In the listing below, find every line with the string "Payments" and pull it out.

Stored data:
>> BEGIN
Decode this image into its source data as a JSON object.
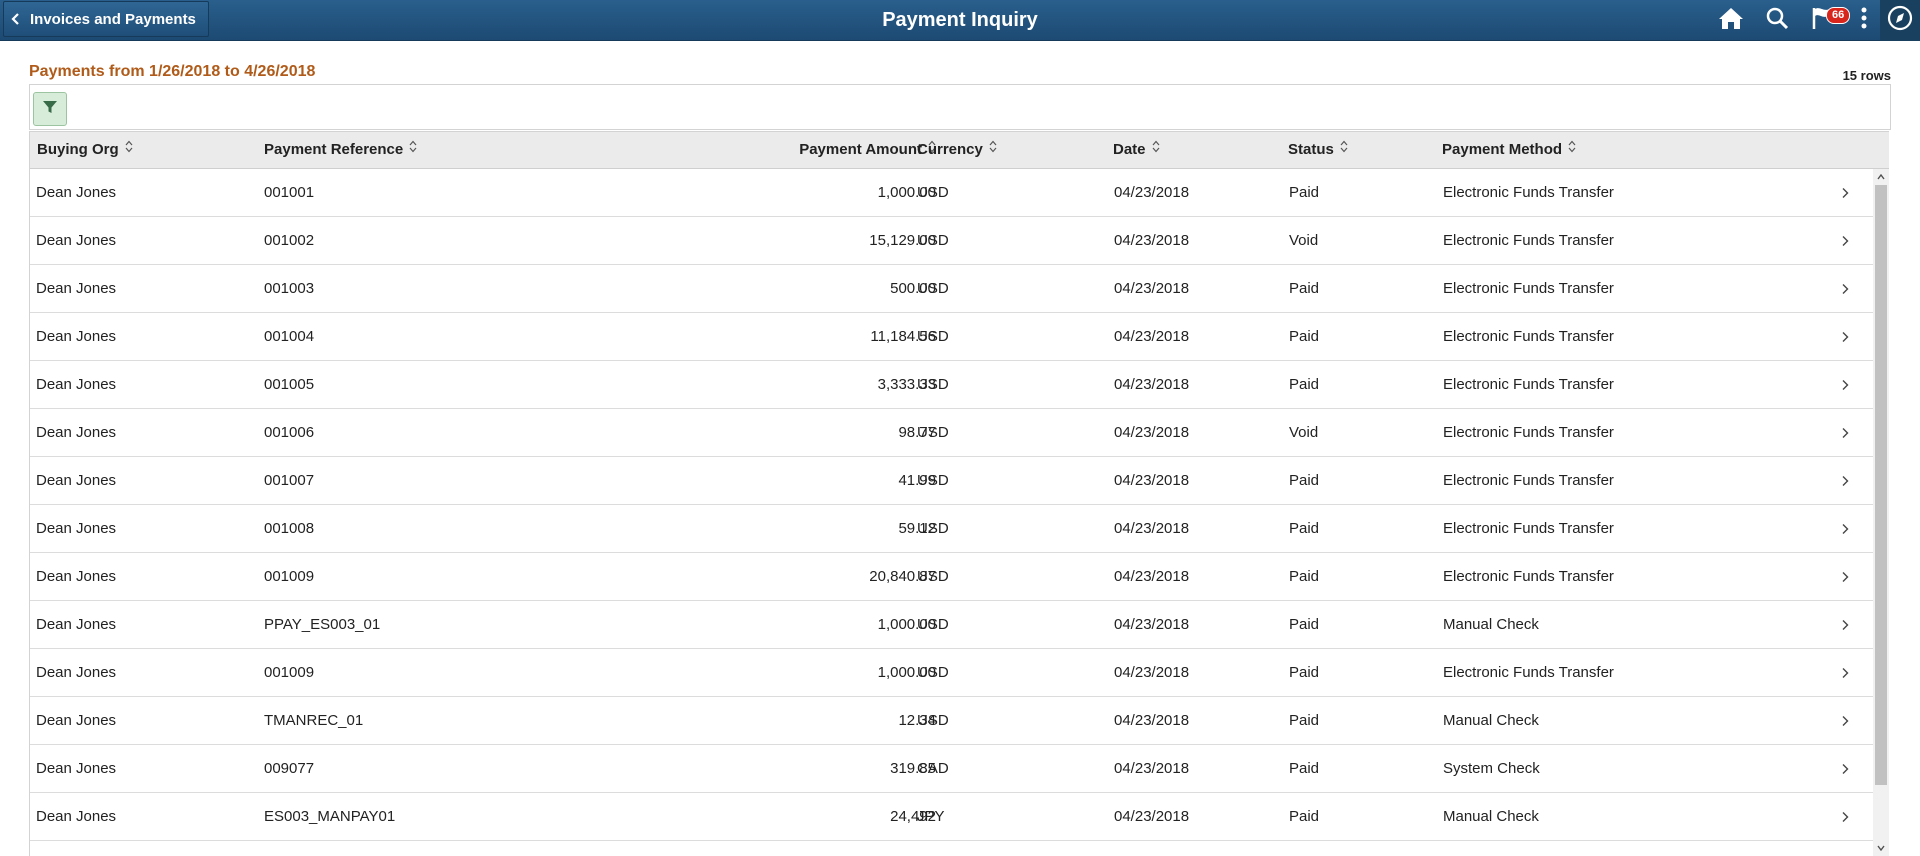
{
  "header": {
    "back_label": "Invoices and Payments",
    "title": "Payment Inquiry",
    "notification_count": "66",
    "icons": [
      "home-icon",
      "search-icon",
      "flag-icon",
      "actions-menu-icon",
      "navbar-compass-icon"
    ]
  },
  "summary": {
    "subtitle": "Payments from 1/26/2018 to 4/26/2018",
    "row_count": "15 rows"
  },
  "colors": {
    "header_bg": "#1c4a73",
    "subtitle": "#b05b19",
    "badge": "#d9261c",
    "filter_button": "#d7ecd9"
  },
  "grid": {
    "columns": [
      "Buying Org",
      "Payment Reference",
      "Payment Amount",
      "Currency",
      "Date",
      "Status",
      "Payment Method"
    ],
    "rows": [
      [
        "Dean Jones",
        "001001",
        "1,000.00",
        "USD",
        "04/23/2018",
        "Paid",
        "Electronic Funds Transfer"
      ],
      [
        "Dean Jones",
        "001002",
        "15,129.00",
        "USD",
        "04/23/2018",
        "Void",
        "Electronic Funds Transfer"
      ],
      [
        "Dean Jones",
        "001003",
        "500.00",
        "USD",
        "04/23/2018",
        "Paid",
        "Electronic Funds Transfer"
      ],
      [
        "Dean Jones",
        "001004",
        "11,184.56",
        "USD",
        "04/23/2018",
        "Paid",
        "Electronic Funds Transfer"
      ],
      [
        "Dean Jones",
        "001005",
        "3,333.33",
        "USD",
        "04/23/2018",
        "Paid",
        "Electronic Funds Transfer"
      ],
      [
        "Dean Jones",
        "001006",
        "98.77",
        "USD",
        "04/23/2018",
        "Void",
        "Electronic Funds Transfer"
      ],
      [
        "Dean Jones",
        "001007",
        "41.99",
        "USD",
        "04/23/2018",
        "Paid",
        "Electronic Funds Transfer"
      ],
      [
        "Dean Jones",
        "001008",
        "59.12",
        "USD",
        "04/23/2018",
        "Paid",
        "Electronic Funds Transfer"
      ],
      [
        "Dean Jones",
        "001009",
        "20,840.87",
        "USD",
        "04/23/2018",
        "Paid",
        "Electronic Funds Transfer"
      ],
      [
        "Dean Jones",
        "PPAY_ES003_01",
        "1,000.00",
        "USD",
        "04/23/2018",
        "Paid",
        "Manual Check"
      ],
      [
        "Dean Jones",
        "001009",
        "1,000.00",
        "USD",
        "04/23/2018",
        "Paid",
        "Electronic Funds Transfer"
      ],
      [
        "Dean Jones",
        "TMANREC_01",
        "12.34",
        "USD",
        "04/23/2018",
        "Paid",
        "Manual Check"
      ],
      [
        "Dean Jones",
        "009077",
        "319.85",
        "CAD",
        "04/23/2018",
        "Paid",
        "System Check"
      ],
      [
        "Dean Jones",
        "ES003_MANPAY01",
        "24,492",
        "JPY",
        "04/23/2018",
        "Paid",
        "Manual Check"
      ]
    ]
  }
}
>> END
Response
    "back_label": "Invoices and Payments",
    "subtitle": "Payments from 1/26/2018 to 4/26/2018",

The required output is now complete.